## Text content records for pages
================================

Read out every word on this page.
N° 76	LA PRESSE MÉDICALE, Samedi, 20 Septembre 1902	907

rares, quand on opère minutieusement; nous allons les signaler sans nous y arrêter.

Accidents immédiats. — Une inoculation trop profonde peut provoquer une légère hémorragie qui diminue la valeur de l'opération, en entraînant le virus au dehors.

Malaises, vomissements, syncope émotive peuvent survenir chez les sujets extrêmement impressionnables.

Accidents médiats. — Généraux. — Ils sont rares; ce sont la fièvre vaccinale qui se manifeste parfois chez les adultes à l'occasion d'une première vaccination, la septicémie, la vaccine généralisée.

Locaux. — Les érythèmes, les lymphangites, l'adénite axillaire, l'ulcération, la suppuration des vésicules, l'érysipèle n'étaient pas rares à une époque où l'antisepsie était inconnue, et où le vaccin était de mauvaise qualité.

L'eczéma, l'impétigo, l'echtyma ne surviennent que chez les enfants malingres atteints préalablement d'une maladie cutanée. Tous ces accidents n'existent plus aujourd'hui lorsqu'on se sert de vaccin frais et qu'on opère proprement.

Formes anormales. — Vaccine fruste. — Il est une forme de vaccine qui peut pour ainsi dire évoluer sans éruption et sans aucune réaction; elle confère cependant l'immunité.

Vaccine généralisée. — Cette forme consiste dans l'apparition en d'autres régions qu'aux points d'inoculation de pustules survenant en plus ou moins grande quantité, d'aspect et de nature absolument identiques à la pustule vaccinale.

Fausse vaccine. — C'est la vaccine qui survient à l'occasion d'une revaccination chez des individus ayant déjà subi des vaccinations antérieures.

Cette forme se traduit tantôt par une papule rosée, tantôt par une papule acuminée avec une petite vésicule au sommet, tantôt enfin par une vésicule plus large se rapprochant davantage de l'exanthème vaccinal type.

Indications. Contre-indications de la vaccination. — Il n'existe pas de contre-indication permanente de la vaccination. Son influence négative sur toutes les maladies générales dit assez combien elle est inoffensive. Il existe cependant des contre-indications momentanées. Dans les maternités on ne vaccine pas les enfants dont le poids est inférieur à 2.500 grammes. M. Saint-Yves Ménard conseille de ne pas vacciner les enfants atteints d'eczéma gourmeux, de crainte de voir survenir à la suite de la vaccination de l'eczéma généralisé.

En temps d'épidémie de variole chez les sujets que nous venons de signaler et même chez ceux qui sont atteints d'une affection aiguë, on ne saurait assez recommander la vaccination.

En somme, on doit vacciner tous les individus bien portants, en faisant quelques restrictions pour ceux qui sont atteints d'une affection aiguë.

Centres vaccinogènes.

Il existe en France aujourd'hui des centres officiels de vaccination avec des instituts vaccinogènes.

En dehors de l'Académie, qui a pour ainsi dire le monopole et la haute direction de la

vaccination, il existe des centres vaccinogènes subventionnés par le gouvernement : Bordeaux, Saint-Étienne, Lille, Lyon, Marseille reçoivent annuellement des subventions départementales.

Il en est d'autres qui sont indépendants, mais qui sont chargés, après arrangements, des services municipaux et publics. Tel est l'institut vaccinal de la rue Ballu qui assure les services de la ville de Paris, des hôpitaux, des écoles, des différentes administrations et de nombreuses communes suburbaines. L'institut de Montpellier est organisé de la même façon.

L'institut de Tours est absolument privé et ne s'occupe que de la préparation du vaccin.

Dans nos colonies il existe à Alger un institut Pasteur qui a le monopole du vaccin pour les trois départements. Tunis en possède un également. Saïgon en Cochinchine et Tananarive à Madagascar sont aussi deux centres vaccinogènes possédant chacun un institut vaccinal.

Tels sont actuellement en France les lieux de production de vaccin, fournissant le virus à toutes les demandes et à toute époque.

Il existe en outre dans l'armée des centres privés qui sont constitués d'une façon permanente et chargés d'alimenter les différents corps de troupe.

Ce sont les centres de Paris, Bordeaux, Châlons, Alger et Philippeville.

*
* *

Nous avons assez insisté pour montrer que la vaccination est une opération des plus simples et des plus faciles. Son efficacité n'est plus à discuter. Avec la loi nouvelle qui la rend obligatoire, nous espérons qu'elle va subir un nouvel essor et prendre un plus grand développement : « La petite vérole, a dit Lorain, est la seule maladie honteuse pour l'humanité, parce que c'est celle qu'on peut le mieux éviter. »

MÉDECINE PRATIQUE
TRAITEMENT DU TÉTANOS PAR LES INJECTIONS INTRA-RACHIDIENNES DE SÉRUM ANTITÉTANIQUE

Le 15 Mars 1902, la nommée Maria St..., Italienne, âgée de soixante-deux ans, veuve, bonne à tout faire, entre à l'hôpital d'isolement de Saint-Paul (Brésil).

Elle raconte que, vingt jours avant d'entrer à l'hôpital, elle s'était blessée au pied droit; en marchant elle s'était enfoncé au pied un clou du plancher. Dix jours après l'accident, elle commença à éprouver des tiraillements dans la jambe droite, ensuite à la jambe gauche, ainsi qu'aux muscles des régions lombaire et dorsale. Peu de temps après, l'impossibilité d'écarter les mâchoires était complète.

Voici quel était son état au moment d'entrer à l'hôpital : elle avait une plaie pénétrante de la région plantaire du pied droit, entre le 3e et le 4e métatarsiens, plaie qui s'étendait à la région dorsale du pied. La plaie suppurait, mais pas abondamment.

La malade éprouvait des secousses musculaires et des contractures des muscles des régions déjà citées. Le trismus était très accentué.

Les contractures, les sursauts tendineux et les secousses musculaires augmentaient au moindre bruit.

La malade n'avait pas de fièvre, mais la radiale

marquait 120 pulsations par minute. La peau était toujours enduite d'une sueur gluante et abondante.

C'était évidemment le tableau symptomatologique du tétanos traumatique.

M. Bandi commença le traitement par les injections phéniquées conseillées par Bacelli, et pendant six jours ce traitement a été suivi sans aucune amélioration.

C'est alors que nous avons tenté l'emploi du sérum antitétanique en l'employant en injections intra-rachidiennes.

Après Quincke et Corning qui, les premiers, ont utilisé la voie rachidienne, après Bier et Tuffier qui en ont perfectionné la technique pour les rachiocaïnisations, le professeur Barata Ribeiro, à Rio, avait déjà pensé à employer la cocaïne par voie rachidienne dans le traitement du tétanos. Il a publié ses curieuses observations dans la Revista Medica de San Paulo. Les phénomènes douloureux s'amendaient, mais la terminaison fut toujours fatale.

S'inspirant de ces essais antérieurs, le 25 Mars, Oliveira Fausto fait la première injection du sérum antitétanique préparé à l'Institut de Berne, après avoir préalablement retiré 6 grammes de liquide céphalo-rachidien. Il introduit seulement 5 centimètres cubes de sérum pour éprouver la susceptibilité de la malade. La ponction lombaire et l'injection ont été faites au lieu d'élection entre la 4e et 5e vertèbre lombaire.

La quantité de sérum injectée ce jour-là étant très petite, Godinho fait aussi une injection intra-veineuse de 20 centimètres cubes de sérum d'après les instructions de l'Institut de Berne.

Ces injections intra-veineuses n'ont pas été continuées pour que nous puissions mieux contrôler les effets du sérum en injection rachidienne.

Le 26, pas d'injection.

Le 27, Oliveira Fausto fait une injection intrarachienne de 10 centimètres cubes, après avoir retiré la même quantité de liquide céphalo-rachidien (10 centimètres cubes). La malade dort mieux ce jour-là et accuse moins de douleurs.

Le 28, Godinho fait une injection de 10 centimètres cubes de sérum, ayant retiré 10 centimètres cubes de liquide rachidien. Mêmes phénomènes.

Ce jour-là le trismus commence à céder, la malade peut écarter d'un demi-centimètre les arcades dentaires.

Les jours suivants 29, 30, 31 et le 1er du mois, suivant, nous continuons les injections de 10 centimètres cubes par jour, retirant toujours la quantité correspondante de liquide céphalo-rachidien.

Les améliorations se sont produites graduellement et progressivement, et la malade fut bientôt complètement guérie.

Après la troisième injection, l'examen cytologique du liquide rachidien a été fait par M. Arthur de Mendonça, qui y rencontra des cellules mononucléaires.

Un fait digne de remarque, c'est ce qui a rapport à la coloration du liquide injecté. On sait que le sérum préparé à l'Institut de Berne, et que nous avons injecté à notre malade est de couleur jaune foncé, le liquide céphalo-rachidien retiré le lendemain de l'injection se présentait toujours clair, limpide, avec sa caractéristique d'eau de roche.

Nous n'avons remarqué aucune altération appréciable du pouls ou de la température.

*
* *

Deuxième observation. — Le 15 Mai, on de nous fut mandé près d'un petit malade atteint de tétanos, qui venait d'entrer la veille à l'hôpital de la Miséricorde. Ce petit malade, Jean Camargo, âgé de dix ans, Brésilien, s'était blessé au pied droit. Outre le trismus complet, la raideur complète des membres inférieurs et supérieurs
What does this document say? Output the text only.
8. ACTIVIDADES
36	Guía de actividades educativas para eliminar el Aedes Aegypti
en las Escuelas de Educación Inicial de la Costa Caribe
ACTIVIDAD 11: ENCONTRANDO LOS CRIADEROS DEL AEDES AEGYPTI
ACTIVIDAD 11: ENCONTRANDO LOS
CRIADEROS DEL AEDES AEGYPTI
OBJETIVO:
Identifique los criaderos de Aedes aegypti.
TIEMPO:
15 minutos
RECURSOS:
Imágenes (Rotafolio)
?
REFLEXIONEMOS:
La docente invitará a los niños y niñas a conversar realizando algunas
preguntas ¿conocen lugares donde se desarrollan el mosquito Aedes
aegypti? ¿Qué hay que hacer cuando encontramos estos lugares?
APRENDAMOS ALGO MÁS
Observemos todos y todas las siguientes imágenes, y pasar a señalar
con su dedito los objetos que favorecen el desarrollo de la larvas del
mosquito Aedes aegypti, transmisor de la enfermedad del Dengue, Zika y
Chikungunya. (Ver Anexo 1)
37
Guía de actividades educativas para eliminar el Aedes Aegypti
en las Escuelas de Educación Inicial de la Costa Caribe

================================

## Prompt
For the entries shown above, tally every line containing the word "educativas". Report the tally and nothing else.

## Answer space
2